• _TASK PROMPT_:
Quote every line below exactly as it reads.

— Begin GIVEN INFORMATION —

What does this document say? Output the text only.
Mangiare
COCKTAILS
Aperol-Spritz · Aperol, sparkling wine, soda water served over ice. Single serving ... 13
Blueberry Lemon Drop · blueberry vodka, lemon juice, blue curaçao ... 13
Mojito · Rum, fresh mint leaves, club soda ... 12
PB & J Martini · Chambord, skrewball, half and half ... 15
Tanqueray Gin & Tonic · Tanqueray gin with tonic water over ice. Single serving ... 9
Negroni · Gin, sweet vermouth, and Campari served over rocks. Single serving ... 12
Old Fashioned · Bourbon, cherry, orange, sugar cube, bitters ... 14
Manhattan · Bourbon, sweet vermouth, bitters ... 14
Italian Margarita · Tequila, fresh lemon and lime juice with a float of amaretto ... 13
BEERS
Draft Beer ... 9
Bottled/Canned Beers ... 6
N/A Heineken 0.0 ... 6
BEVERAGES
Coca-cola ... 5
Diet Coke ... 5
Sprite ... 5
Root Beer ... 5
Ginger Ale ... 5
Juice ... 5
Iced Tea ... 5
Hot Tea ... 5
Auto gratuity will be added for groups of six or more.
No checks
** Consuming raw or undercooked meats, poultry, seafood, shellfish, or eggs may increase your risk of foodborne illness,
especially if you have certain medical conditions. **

— End GIVEN INFORMATION —

• _SOLUTION_:
What does this document say? Output the text only.
Mangiare
COCKTAILS
Aperol-Spritz · Aperol, sparkling wine, soda water served over ice. Single serving ... 13
Blueberry Lemon Drop · blueberry vodka, lemon juice, blue curaçao ... 13
Mojito · Rum, fresh mint leaves, club soda ... 12
PB & J Martini · Chambord, skrewball, half and half ... 15
Tanqueray Gin & Tonic · Tanqueray gin with tonic water over ice. Single serving ... 9
Negroni · Gin, sweet vermouth, and Campari served over rocks. Single serving ... 12
Old Fashioned · Bourbon, cherry, orange, sugar cube, bitters ... 14
Manhattan · Bourbon, sweet vermouth, bitters ... 14
Italian Margarita · Tequila, fresh lemon and lime juice with a float of amaretto ... 13
BEERS
Draft Beer ... 9
Bottled/Canned Beers ... 6
N/A Heineken 0.0 ... 6
BEVERAGES
Coca-cola ... 5
Diet Coke ... 5
Sprite ... 5
Root Beer ... 5
Ginger Ale ... 5
Juice ... 5
Iced Tea ... 5
Hot Tea ... 5
Auto gratuity will be added for groups of six or more.
No checks
** Consuming raw or undercooked meats, poultry, seafood, shellfish, or eggs may increase your risk of foodborne illness,
especially if you have certain medical conditions. **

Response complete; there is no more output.